EXERCISE PROMPT – Give only the number of lines that hold the word "label".

PROVIDED MATERIAL –
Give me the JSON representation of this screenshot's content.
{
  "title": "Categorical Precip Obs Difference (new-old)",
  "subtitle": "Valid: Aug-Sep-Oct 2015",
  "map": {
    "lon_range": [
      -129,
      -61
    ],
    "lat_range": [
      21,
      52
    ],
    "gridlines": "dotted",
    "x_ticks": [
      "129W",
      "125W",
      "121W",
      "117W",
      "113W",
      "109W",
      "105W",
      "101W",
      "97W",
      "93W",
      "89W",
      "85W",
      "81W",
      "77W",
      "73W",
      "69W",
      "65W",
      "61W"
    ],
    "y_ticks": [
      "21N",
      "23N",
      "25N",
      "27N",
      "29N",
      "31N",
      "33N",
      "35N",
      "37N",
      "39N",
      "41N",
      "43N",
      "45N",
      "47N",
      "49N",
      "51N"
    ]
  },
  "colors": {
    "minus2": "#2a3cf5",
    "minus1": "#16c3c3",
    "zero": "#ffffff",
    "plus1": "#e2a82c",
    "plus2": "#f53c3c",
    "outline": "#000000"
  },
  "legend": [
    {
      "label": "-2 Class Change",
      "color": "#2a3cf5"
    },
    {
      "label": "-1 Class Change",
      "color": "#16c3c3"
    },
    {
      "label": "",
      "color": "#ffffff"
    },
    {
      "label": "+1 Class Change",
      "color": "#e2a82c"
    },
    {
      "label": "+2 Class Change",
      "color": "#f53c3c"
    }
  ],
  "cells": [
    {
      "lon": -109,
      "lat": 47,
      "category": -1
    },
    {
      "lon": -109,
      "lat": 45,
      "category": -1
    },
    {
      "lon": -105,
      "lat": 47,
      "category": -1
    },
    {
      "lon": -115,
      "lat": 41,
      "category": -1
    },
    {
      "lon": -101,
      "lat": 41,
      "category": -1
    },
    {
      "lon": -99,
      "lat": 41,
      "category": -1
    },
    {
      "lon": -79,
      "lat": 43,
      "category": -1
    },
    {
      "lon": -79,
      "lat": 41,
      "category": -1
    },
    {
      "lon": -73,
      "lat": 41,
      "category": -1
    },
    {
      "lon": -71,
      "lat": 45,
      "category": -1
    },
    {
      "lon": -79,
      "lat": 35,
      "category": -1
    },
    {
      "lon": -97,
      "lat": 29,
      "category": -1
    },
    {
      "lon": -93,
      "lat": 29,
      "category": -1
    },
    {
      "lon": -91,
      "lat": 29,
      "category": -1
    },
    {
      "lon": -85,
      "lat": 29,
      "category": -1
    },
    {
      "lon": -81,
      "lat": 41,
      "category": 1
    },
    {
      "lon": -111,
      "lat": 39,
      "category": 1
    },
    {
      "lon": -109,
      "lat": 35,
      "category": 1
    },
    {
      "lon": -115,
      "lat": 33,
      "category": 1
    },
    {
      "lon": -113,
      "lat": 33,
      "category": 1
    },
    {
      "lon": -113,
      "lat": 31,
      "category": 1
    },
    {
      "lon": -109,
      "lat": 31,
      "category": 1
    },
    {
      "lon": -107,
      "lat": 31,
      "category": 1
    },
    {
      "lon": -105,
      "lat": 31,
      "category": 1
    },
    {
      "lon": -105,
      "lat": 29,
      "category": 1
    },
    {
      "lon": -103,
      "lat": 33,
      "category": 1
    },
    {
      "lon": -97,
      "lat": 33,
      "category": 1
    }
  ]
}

SOLUTION TO THE PROBLEM – 5